> **JOB**: Count the lines in the records below that contain the word "двум", and give only that number.

> **DATA**:
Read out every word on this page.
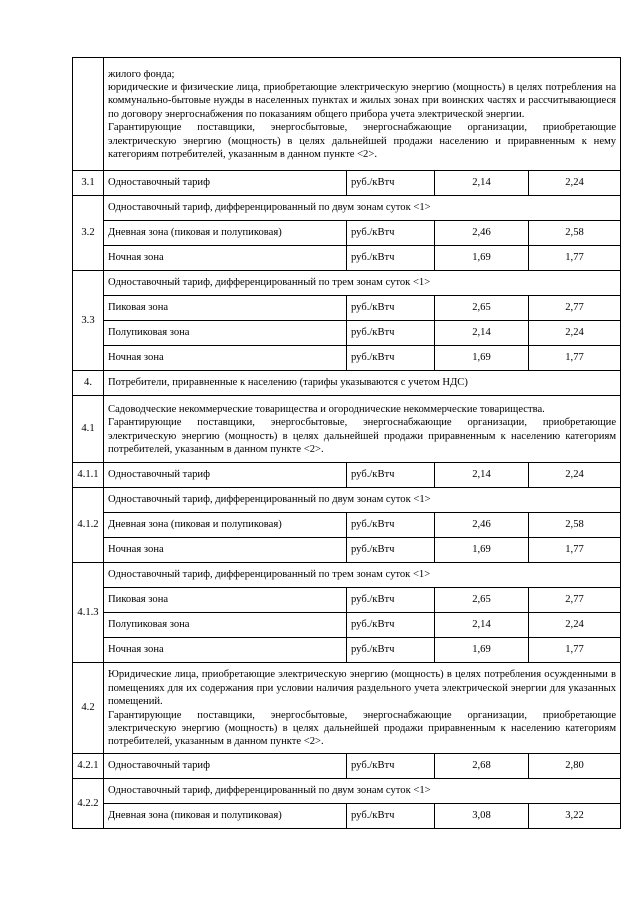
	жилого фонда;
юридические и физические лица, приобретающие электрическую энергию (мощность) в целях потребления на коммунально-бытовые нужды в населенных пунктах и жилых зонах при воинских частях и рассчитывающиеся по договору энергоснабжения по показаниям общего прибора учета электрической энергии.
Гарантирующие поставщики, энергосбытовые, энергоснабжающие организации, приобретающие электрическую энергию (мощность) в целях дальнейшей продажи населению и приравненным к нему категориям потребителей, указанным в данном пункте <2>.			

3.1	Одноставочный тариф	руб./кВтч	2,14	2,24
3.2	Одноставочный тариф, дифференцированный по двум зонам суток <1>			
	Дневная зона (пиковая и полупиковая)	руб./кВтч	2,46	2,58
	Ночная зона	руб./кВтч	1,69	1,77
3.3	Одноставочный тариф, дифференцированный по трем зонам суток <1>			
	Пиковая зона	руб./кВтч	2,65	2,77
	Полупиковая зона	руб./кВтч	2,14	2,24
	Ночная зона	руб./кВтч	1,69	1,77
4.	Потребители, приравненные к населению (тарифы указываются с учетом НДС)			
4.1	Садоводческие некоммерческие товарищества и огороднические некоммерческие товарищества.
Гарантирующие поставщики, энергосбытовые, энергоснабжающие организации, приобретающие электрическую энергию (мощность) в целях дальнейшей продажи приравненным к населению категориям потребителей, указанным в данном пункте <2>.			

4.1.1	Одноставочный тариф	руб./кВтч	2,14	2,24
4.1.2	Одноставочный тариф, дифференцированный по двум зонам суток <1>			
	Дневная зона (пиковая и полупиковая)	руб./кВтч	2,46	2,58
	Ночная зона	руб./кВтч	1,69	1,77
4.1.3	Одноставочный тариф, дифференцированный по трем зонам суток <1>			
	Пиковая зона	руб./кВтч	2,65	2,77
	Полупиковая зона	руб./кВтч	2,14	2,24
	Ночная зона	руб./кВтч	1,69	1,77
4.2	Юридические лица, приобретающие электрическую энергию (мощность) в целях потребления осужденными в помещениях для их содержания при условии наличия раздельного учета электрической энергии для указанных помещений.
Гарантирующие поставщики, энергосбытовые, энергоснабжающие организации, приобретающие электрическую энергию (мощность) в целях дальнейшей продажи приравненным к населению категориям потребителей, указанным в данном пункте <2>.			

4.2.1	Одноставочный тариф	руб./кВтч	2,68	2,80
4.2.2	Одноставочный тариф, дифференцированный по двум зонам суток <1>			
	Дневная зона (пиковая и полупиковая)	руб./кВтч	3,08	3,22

---

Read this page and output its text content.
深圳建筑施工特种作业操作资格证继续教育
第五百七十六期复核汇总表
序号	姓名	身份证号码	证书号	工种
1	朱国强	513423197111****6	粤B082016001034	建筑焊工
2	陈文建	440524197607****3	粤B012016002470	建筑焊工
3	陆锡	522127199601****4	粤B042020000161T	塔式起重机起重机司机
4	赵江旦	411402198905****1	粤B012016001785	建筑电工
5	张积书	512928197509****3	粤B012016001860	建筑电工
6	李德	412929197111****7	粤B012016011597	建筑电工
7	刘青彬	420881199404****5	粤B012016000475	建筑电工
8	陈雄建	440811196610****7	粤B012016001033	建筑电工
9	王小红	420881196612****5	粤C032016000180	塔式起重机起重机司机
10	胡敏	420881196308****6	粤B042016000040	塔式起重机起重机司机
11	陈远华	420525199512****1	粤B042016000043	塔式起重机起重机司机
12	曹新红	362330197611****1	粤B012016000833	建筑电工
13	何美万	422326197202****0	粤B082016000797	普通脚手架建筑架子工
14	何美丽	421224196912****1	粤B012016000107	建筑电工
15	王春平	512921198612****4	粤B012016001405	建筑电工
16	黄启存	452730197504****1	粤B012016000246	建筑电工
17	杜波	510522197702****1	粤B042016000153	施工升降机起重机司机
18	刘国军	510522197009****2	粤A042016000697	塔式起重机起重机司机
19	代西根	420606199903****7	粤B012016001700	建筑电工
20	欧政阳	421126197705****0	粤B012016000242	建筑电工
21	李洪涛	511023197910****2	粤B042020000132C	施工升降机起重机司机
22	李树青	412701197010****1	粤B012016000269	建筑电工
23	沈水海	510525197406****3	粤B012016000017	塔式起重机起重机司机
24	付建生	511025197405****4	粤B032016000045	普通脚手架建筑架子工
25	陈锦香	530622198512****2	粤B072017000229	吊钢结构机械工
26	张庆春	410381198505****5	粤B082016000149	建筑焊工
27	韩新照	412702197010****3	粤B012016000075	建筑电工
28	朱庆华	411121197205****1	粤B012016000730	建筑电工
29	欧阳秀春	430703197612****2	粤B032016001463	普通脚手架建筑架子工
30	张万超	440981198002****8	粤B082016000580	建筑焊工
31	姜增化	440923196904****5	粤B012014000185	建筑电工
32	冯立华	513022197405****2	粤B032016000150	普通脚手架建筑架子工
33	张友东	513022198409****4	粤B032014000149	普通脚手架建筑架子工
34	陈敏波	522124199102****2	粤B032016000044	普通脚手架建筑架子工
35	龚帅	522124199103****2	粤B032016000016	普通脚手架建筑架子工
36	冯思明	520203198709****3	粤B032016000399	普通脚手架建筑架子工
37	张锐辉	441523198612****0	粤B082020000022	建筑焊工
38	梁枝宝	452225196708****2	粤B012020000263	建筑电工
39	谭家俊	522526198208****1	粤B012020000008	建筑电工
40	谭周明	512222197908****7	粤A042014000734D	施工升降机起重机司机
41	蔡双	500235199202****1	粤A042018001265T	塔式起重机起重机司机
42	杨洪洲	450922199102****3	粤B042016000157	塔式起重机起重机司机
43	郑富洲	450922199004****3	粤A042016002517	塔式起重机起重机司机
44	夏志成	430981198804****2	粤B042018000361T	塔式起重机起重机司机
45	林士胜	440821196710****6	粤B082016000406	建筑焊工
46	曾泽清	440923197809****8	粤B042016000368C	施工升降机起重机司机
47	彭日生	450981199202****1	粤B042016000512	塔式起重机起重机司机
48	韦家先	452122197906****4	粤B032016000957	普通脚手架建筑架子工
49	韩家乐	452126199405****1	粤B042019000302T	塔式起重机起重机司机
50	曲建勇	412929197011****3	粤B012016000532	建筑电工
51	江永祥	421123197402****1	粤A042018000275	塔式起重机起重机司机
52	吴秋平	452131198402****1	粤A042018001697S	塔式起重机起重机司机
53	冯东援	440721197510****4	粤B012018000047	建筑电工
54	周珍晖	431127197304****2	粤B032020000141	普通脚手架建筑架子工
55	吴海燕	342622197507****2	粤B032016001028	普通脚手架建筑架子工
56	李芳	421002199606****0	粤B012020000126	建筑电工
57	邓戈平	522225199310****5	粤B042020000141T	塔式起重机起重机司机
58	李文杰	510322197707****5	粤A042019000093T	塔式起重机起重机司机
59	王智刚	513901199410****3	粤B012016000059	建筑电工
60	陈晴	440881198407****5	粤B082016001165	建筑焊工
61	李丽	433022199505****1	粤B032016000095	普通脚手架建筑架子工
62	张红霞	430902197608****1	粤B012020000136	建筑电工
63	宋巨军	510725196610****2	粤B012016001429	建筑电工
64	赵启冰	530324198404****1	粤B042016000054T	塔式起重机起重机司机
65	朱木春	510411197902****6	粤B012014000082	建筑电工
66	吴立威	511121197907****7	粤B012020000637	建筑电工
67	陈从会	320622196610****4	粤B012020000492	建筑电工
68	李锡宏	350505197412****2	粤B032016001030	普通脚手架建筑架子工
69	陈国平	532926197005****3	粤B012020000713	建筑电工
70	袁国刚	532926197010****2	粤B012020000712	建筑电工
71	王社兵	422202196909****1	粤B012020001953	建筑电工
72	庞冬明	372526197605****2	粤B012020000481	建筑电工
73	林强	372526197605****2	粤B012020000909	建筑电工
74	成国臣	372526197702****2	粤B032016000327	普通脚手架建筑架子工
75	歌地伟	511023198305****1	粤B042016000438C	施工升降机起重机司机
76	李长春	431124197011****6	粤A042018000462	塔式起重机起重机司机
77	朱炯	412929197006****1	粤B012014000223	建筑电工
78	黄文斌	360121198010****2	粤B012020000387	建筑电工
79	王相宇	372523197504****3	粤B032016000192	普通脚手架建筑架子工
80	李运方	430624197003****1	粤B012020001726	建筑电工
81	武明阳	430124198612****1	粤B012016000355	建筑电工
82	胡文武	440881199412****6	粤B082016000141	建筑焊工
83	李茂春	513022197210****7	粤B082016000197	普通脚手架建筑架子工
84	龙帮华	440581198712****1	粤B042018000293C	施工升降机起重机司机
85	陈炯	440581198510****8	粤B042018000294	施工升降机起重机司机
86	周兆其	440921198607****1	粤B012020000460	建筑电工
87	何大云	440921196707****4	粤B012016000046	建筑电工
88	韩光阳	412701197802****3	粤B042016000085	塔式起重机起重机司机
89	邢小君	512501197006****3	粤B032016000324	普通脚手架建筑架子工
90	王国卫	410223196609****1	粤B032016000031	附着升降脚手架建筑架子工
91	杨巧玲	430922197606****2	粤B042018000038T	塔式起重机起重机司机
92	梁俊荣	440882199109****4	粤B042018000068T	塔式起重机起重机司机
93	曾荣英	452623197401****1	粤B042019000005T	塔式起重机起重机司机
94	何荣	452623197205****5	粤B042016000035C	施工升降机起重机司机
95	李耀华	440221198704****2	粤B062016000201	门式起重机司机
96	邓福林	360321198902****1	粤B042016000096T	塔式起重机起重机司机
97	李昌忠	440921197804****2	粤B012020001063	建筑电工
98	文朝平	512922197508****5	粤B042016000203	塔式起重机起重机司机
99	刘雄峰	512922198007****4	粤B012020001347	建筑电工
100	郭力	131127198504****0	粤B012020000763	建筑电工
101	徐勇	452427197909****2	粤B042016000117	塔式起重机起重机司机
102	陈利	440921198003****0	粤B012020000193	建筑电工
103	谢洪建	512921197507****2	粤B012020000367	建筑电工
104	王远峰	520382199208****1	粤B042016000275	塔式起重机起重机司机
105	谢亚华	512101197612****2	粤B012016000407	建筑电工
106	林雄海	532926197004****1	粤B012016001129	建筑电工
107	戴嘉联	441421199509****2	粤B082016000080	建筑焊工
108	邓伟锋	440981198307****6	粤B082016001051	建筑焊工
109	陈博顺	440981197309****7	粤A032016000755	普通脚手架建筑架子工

> **FINISHED ANSWER**: 3